** BEGIN **

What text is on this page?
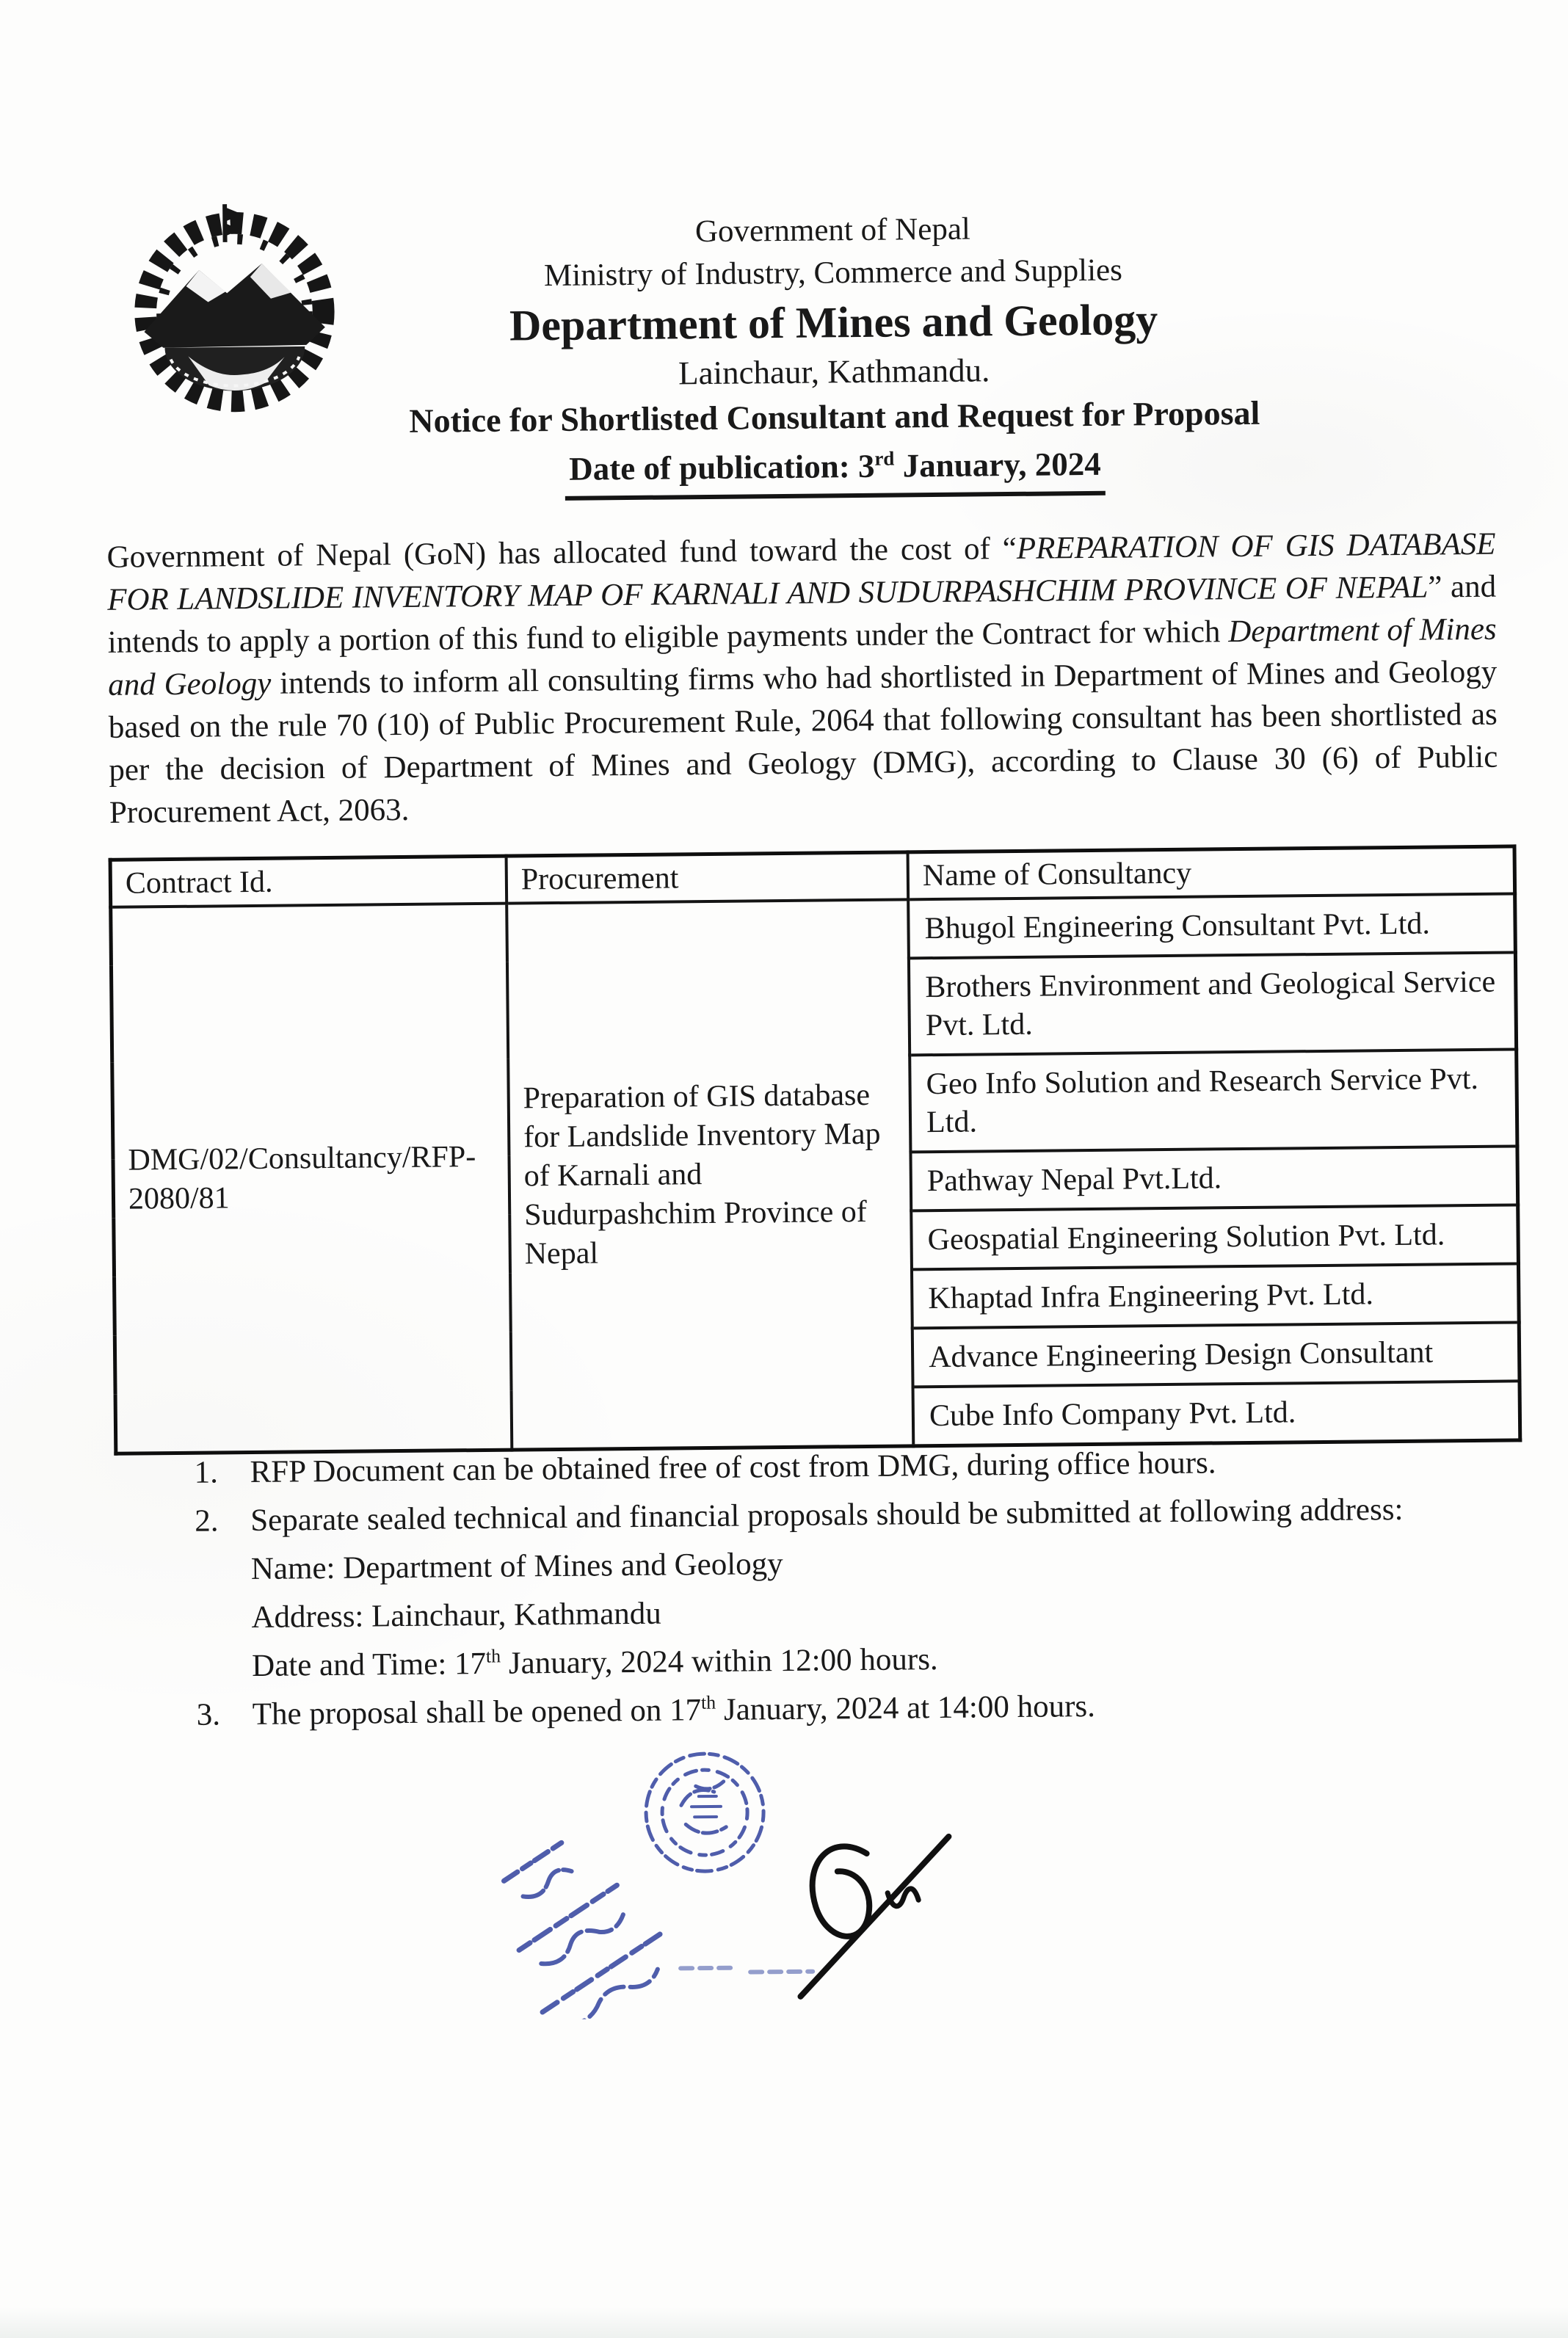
Government of Nepal
Ministry of Industry, Commerce and Supplies
Department of Mines and Geology
Lainchaur, Kathmandu.
Notice for Shortlisted Consultant and Request for Proposal
Date of publication: 3rd January, 2024
Government of Nepal (GoN) has allocated fund toward the cost of “PREPARATION OF GIS DATABASE FOR LANDSLIDE INVENTORY MAP OF KARNALI AND SUDURPASHCHIM PROVINCE OF NEPAL” and intends to apply a portion of this fund to eligible payments under the Contract for which Department of Mines and Geology intends to inform all consulting firms who had shortlisted in Department of Mines and Geology based on the rule 70 (10) of Public Procurement Rule, 2064 that following consultant has been shortlisted as per the decision of Department of Mines and Geology (DMG), according to Clause 30 (6) of Public Procurement Act, 2063.
Contract Id.	Procurement	Name of Consultancy
DMG/02/Consultancy/RFP-2080/81	Preparation of GIS database for Landslide Inventory Map of Karnali and Sudurpashchim Province of Nepal	Bhugol Engineering Consultant Pvt. Ltd.
		Brothers Environment and Geological Service Pvt. Ltd.
		Geo Info Solution and Research Service Pvt. Ltd.
		Pathway Nepal Pvt.Ltd.
		Geospatial Engineering Solution Pvt. Ltd.
		Khaptad Infra Engineering Pvt. Ltd.
		Advance Engineering Design Consultant
		Cube Info Company Pvt. Ltd.
1.	RFP Document can be obtained free of cost from DMG, during office hours.
2.	Separate sealed technical and financial proposals should be submitted at following address:
Name: Department of Mines and Geology
Address: Lainchaur, Kathmandu
Date and Time: 17th January, 2024 within 12:00 hours.
3.	The proposal shall be opened on 17th January, 2024 at 14:00 hours.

** END **

YOUR TASK: From the entries, report each line that includes the word "Solution".

EXERCISE OUTPUT:
		Geo Info Solution and Research Service Pvt. Ltd.
		Geospatial Engineering Solution Pvt. Ltd.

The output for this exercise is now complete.